■ **INSTRUCTION**: Without the pictures, set down every line of the data exactly.

━━━ INPUT FOR THIS TASK

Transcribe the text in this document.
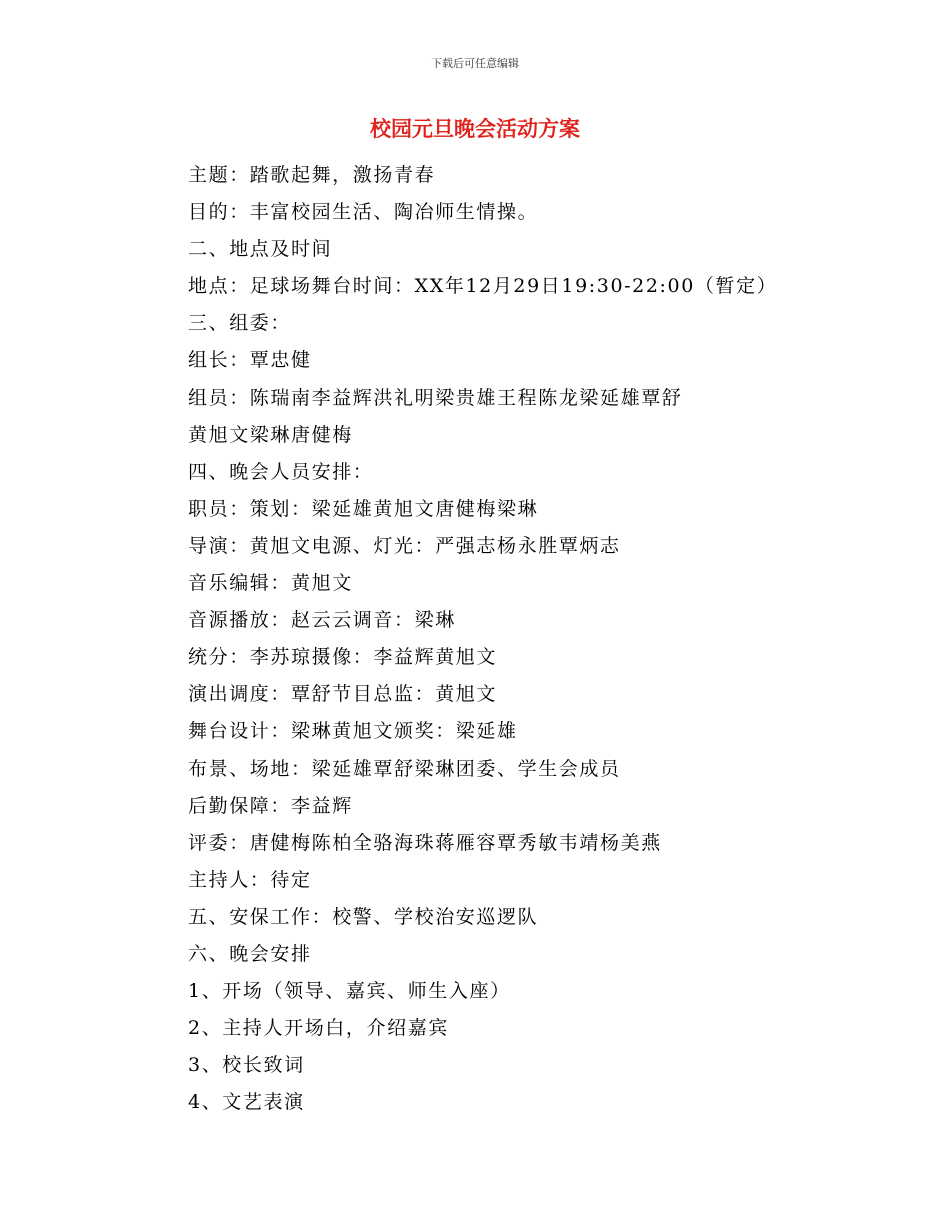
下载后可任意编辑
校园元旦晚会活动方案
主题：踏歌起舞，激扬青春
目的：丰富校园生活、陶冶师生情操。
二、地点及时间
地点：足球场舞台时间：XX年12月29日19:30-22:00（暂定）
三、组委：
组长：覃忠健
组员：陈瑞南李益辉洪礼明梁贵雄王程陈龙梁延雄覃舒
黄旭文梁琳唐健梅
四、晚会人员安排：
职员：策划：梁延雄黄旭文唐健梅梁琳
导演：黄旭文电源、灯光：严强志杨永胜覃炳志
音乐编辑：黄旭文
音源播放：赵云云调音：梁琳
统分：李苏琼摄像：李益辉黄旭文
演出调度：覃舒节目总监：黄旭文
舞台设计：梁琳黄旭文颁奖：梁延雄
布景、场地：梁延雄覃舒梁琳团委、学生会成员
后勤保障：李益辉
评委：唐健梅陈柏全骆海珠蒋雁容覃秀敏韦靖杨美燕
主持人：待定
五、安保工作：校警、学校治安巡逻队
六、晚会安排
1、开场（领导、嘉宾、师生入座）
2、主持人开场白，介绍嘉宾
3、校长致词
4、文艺表演
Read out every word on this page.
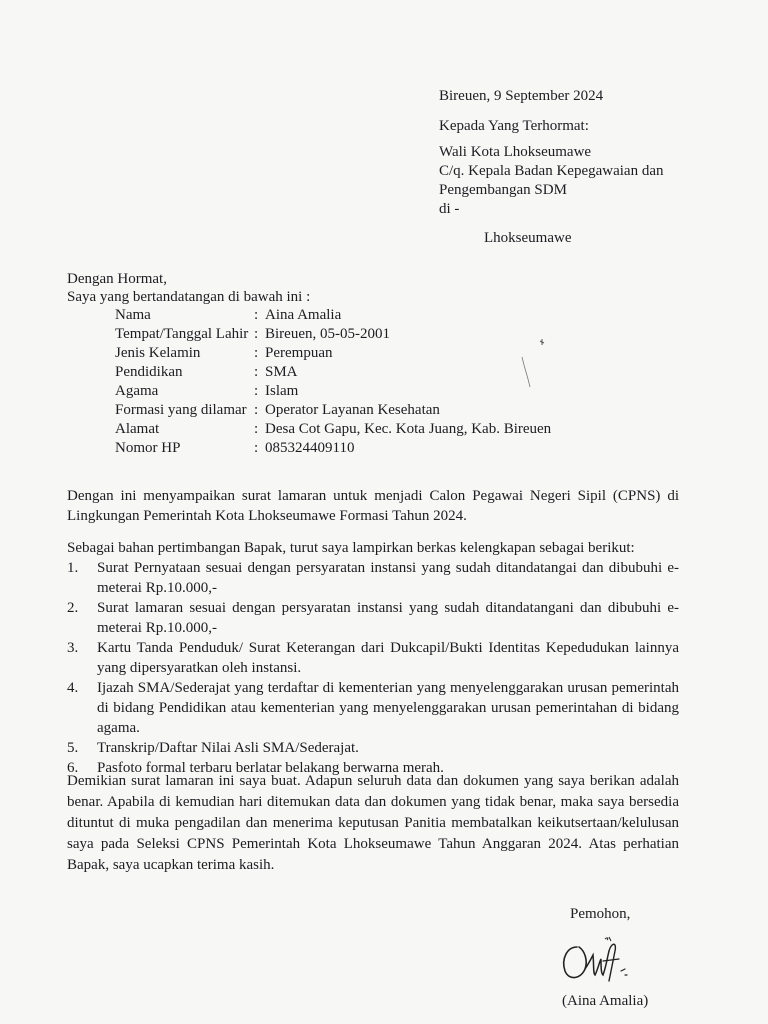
Bireuen, 9 September 2024

Kepada Yang Terhormat:

Wali Kota Lhokseumawe

C/q. Kepala Badan Kepegawaian dan

Pengembangan SDM

di -

Lhokseumawe

Dengan Hormat,

Saya yang bertandatangan di bawah ini :

Nama	: Aina Amalia
Tempat/Tanggal Lahir : Bireuen, 05-05-2001
Jenis Kelamin	: Perempuan
Pendidikan	: SMA
Agama	: Islam
Formasi yang dilamar : Operator Layanan Kesehatan
Alamat	: Desa Cot Gapu, Kec. Kota Juang, Kab. Bireuen
Nomor HP	: 085324409110

Dengan ini menyampaikan surat lamaran untuk menjadi Calon Pegawai Negeri Sipil (CPNS) di Lingkungan Pemerintah Kota Lhokseumawe Formasi Tahun 2024.

Sebagai bahan pertimbangan Bapak, turut saya lampirkan berkas kelengkapan sebagai berikut:

1. Surat Pernyataan sesuai dengan persyaratan instansi yang sudah ditandatangai dan dibubuhi e-meterai Rp.10.000,-
2. Surat lamaran sesuai dengan persyaratan instansi yang sudah ditandatangani dan dibubuhi e-meterai Rp.10.000,-
3. Kartu Tanda Penduduk/ Surat Keterangan dari Dukcapil/Bukti Identitas Kepedudukan lainnya yang dipersyaratkan oleh instansi.
4. Ijazah SMA/Sederajat yang terdaftar di kementerian yang menyelenggarakan urusan pemerintah di bidang Pendidikan atau kementerian yang menyelenggarakan urusan pemerintahan di bidang agama.
5. Transkrip/Daftar Nilai Asli SMA/Sederajat.
6. Pasfoto formal terbaru berlatar belakang berwarna merah.

Demikian surat lamaran ini saya buat. Adapun seluruh data dan dokumen yang saya berikan adalah benar. Apabila di kemudian hari ditemukan data dan dokumen yang tidak benar, maka saya bersedia dituntut di muka pengadilan dan menerima keputusan Panitia membatalkan keikutsertaan/kelulusan saya pada Seleksi CPNS Pemerintah Kota Lhokseumawe Tahun Anggaran 2024. Atas perhatian Bapak, saya ucapkan terima kasih.

Pemohon,

(Aina Amalia)
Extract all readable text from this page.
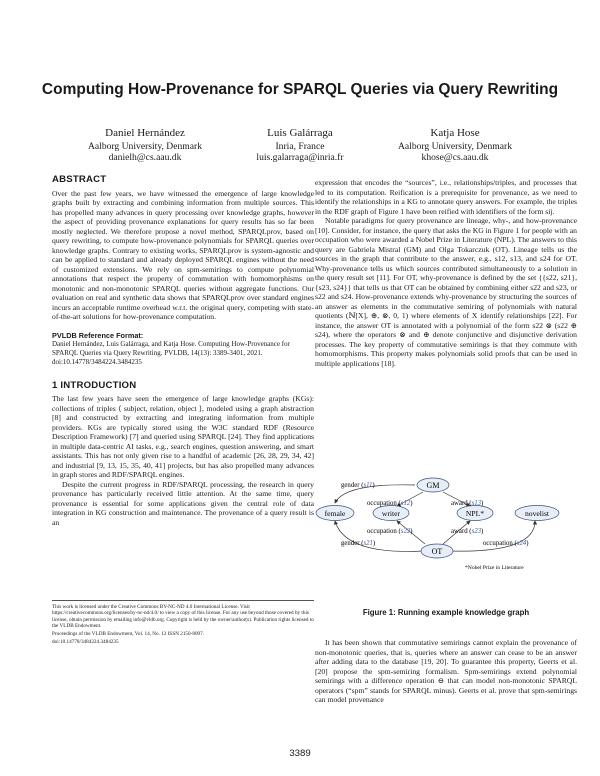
Computing How-Provenance for SPARQL Queries via Query Rewriting
Daniel Hernández
Aalborg University, Denmark
danielh@cs.aau.dk
Luis Galárraga
Inria, France
luis.galarraga@inria.fr
Katja Hose
Aalborg University, Denmark
khose@cs.aau.dk
ABSTRACT

Over the past few years, we have witnessed the emergence of large knowledge graphs built by extracting and combining information from multiple sources. This has propelled many advances in query processing over knowledge graphs, however the aspect of providing provenance explanations for query results has so far been mostly neglected. We therefore propose a novel method, SPARQLprov, based on query rewriting, to compute how-provenance polynomials for SPARQL queries over knowledge graphs. Contrary to existing works, SPARQLprov is system-agnostic and can be applied to standard and already deployed SPARQL engines without the need of customized extensions. We rely on spm-semirings to compute polynomial annotations that respect the property of commutation with homomorphisms on monotonic and non-monotonic SPARQL queries without aggregate functions. Our evaluation on real and synthetic data shows that SPARQLprov over standard engines incurs an acceptable runtime overhead w.r.t. the original query, competing with state-of-the-art solutions for how-provenance computation.

PVLDB Reference Format:

Daniel Hernández, Luis Galárraga, and Katja Hose. Computing How-Provenance for SPARQL Queries via Query Rewriting. PVLDB, 14(13): 3389-3401, 2021.

doi:10.14778/3484224.3484235

1 INTRODUCTION

The last few years have seen the emergence of large knowledge graphs (KGs): collections of triples ⟨ subject, relation, object ⟩, modeled using a graph abstraction [8] and constructed by extracting and integrating information from multiple providers. KGs are typically stored using the W3C standard RDF (Resource Description Framework) [7] and queried using SPARQL [24]. They find applications in multiple data-centric AI tasks, e.g., search engines, question answering, and smart assistants. This has not only given rise to a handful of academic [26, 28, 29, 34, 42] and industrial [9, 13, 15, 35, 40, 41] projects, but has also propelled many advances in graph stores and RDF/SPARQL engines.

Despite the current progress in RDF/SPARQL processing, the research in query provenance has particularly received little attention. At the same time, query provenance is essential for some applications given the central role of data integration in KG construction and maintenance. The provenance of a query result is an

This work is licensed under the Creative Commons BY-NC-ND 4.0 International License. Visit https://creativecommons.org/licenses/by-nc-nd/4.0/ to view a copy of this license. For any use beyond those covered by this license, obtain permission by emailing info@vldb.org. Copyright is held by the owner/author(s). Publication rights licensed to the VLDB Endowment.

Proceedings of the VLDB Endowment, Vol. 14, No. 13 ISSN 2150-8097.

doi:10.14778/3484224.3484235

expression that encodes the “sources”, i.e., relationships/triples, and processes that led to its computation. Reification is a prerequisite for provenance, as we need to identify the relationships in a KG to annotate query answers. For example, the triples in the RDF graph of Figure 1 have been reified with identifiers of the form sij.

Notable paradigms for query provenance are lineage, why-, and how-provenance [10]. Consider, for instance, the query that asks the KG in Figure 1 for people with an occupation who were awarded a Nobel Prize in Literature (NPL). The answers to this query are Gabriela Mistral (GM) and Olga Tokarczuk (OT). Lineage tells us the sources in the graph that contribute to the answer, e.g., s12, s13, and s24 for OT. Why-provenance tells us which sources contributed simultaneously to a solution in the query result set [11]. For OT, why-provenance is defined by the set {{s22, s21}, {s23, s24}} that tells us that OT can be obtained by combining either s22 and s23, or s22 and s24. How-provenance extends why-provenance by structuring the sources of an answer as elements in the commutative semiring of polynomials with natural quotients (ℕ[X], ⊕, ⊗, 0, 1) where elements of X identify relationships [22]. For instance, the answer OT is annotated with a polynomial of the form s22 ⊗ (s22 ⊕ s24), where the operators ⊗ and ⊕ denote conjunctive and disjunctive derivation processes. The key property of commutative semirings is that they commute with homomorphisms. This property makes polynomials solid proofs that can be used in multiple applications [18].

GM
female	writer	NPL*	novelist
OT
gender (s11)
occupation (s12)	award (s13)
occupation (s22)	award (s23)
gender (s21)	occupation (s24)
*Nobel Prize in Literature
Figure 1: Running example knowledge graph

It has been shown that commutative semirings cannot explain the provenance of non-monotonic queries, that is, queries where an answer can cease to be an answer after adding data to the database [19, 20]. To guarantee this property, Geerts et al. [20] propose the spm-semiring formalism. Spm-semirings extend polynomial semirings with a difference operation ⊖ that can model non-monotonic SPARQL operators (“spm” stands for SPARQL minus). Geerts et al. prove that spm-semirings can model provenance

3389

━━━━━━

■ **OUTPUT OF THE TASK**:
Transcribe the text in this document.
下载后可任意编辑
校园元旦晚会活动方案
主题：踏歌起舞，激扬青春
目的：丰富校园生活、陶冶师生情操。
二、地点及时间
地点：足球场舞台时间：XX年12月29日19:30-22:00（暂定）
三、组委：
组长：覃忠健
组员：陈瑞南李益辉洪礼明梁贵雄王程陈龙梁延雄覃舒
黄旭文梁琳唐健梅
四、晚会人员安排：
职员：策划：梁延雄黄旭文唐健梅梁琳
导演：黄旭文电源、灯光：严强志杨永胜覃炳志
音乐编辑：黄旭文
音源播放：赵云云调音：梁琳
统分：李苏琼摄像：李益辉黄旭文
演出调度：覃舒节目总监：黄旭文
舞台设计：梁琳黄旭文颁奖：梁延雄
布景、场地：梁延雄覃舒梁琳团委、学生会成员
后勤保障：李益辉
评委：唐健梅陈柏全骆海珠蒋雁容覃秀敏韦靖杨美燕
主持人：待定
五、安保工作：校警、学校治安巡逻队
六、晚会安排
1、开场（领导、嘉宾、师生入座）
2、主持人开场白，介绍嘉宾
3、校长致词
4、文艺表演
Read out every word on this page.
Bireuen, 9 September 2024

Kepada Yang Terhormat:

Wali Kota Lhokseumawe

C/q. Kepala Badan Kepegawaian dan

Pengembangan SDM

di -

Lhokseumawe

Dengan Hormat,

Saya yang bertandatangan di bawah ini :

Nama	: Aina Amalia
Tempat/Tanggal Lahir : Bireuen, 05-05-2001
Jenis Kelamin	: Perempuan
Pendidikan	: SMA
Agama	: Islam
Formasi yang dilamar : Operator Layanan Kesehatan
Alamat	: Desa Cot Gapu, Kec. Kota Juang, Kab. Bireuen
Nomor HP	: 085324409110

Dengan ini menyampaikan surat lamaran untuk menjadi Calon Pegawai Negeri Sipil (CPNS) di Lingkungan Pemerintah Kota Lhokseumawe Formasi Tahun 2024.

Sebagai bahan pertimbangan Bapak, turut saya lampirkan berkas kelengkapan sebagai berikut:

1. Surat Pernyataan sesuai dengan persyaratan instansi yang sudah ditandatangai dan dibubuhi e-meterai Rp.10.000,-
2. Surat lamaran sesuai dengan persyaratan instansi yang sudah ditandatangani dan dibubuhi e-meterai Rp.10.000,-
3. Kartu Tanda Penduduk/ Surat Keterangan dari Dukcapil/Bukti Identitas Kepedudukan lainnya yang dipersyaratkan oleh instansi.
4. Ijazah SMA/Sederajat yang terdaftar di kementerian yang menyelenggarakan urusan pemerintah di bidang Pendidikan atau kementerian yang menyelenggarakan urusan pemerintahan di bidang agama.
5. Transkrip/Daftar Nilai Asli SMA/Sederajat.
6. Pasfoto formal terbaru berlatar belakang berwarna merah.

Demikian surat lamaran ini saya buat. Adapun seluruh data dan dokumen yang saya berikan adalah benar. Apabila di kemudian hari ditemukan data dan dokumen yang tidak benar, maka saya bersedia dituntut di muka pengadilan dan menerima keputusan Panitia membatalkan keikutsertaan/kelulusan saya pada Seleksi CPNS Pemerintah Kota Lhokseumawe Tahun Anggaran 2024. Atas perhatian Bapak, saya ucapkan terima kasih.

Pemohon,

(Aina Amalia)
Extract all readable text from this page.
Computing How-Provenance for SPARQL Queries via Query Rewriting
Daniel Hernández
Aalborg University, Denmark
danielh@cs.aau.dk
Luis Galárraga
Inria, France
luis.galarraga@inria.fr
Katja Hose
Aalborg University, Denmark
khose@cs.aau.dk
ABSTRACT

Over the past few years, we have witnessed the emergence of large knowledge graphs built by extracting and combining information from multiple sources. This has propelled many advances in query processing over knowledge graphs, however the aspect of providing provenance explanations for query results has so far been mostly neglected. We therefore propose a novel method, SPARQLprov, based on query rewriting, to compute how-provenance polynomials for SPARQL queries over knowledge graphs. Contrary to existing works, SPARQLprov is system-agnostic and can be applied to standard and already deployed SPARQL engines without the need of customized extensions. We rely on spm-semirings to compute polynomial annotations that respect the property of commutation with homomorphisms on monotonic and non-monotonic SPARQL queries without aggregate functions. Our evaluation on real and synthetic data shows that SPARQLprov over standard engines incurs an acceptable runtime overhead w.r.t. the original query, competing with state-of-the-art solutions for how-provenance computation.

PVLDB Reference Format:

Daniel Hernández, Luis Galárraga, and Katja Hose. Computing How-Provenance for SPARQL Queries via Query Rewriting. PVLDB, 14(13): 3389-3401, 2021.

doi:10.14778/3484224.3484235

1 INTRODUCTION

The last few years have seen the emergence of large knowledge graphs (KGs): collections of triples ⟨ subject, relation, object ⟩, modeled using a graph abstraction [8] and constructed by extracting and integrating information from multiple providers. KGs are typically stored using the W3C standard RDF (Resource Description Framework) [7] and queried using SPARQL [24]. They find applications in multiple data-centric AI tasks, e.g., search engines, question answering, and smart assistants. This has not only given rise to a handful of academic [26, 28, 29, 34, 42] and industrial [9, 13, 15, 35, 40, 41] projects, but has also propelled many advances in graph stores and RDF/SPARQL engines.

Despite the current progress in RDF/SPARQL processing, the research in query provenance has particularly received little attention. At the same time, query provenance is essential for some applications given the central role of data integration in KG construction and maintenance. The provenance of a query result is an

This work is licensed under the Creative Commons BY-NC-ND 4.0 International License. Visit https://creativecommons.org/licenses/by-nc-nd/4.0/ to view a copy of this license. For any use beyond those covered by this license, obtain permission by emailing info@vldb.org. Copyright is held by the owner/author(s). Publication rights licensed to the VLDB Endowment.

Proceedings of the VLDB Endowment, Vol. 14, No. 13 ISSN 2150-8097.

doi:10.14778/3484224.3484235

expression that encodes the “sources”, i.e., relationships/triples, and processes that led to its computation. Reification is a prerequisite for provenance, as we need to identify the relationships in a KG to annotate query answers. For example, the triples in the RDF graph of Figure 1 have been reified with identifiers of the form sij.

Notable paradigms for query provenance are lineage, why-, and how-provenance [10]. Consider, for instance, the query that asks the KG in Figure 1 for people with an occupation who were awarded a Nobel Prize in Literature (NPL). The answers to this query are Gabriela Mistral (GM) and Olga Tokarczuk (OT). Lineage tells us the sources in the graph that contribute to the answer, e.g., s12, s13, and s24 for OT. Why-provenance tells us which sources contributed simultaneously to a solution in the query result set [11]. For OT, why-provenance is defined by the set {{s22, s21}, {s23, s24}} that tells us that OT can be obtained by combining either s22 and s23, or s22 and s24. How-provenance extends why-provenance by structuring the sources of an answer as elements in the commutative semiring of polynomials with natural quotients (ℕ[X], ⊕, ⊗, 0, 1) where elements of X identify relationships [22]. For instance, the answer OT is annotated with a polynomial of the form s22 ⊗ (s22 ⊕ s24), where the operators ⊗ and ⊕ denote conjunctive and disjunctive derivation processes. The key property of commutative semirings is that they commute with homomorphisms. This property makes polynomials solid proofs that can be used in multiple applications [18].

GM
female	writer	NPL*	novelist
OT
gender (s11)
occupation (s12)	award (s13)
occupation (s22)	award (s23)
gender (s21)	occupation (s24)
*Nobel Prize in Literature
Figure 1: Running example knowledge graph

It has been shown that commutative semirings cannot explain the provenance of non-monotonic queries, that is, queries where an answer can cease to be an answer after adding data to the database [19, 20]. To guarantee this property, Geerts et al. [20] propose the spm-semiring formalism. Spm-semirings extend polynomial semirings with a difference operation ⊖ that can model non-monotonic SPARQL operators (“spm” stands for SPARQL minus). Geerts et al. prove that spm-semirings can model provenance

3389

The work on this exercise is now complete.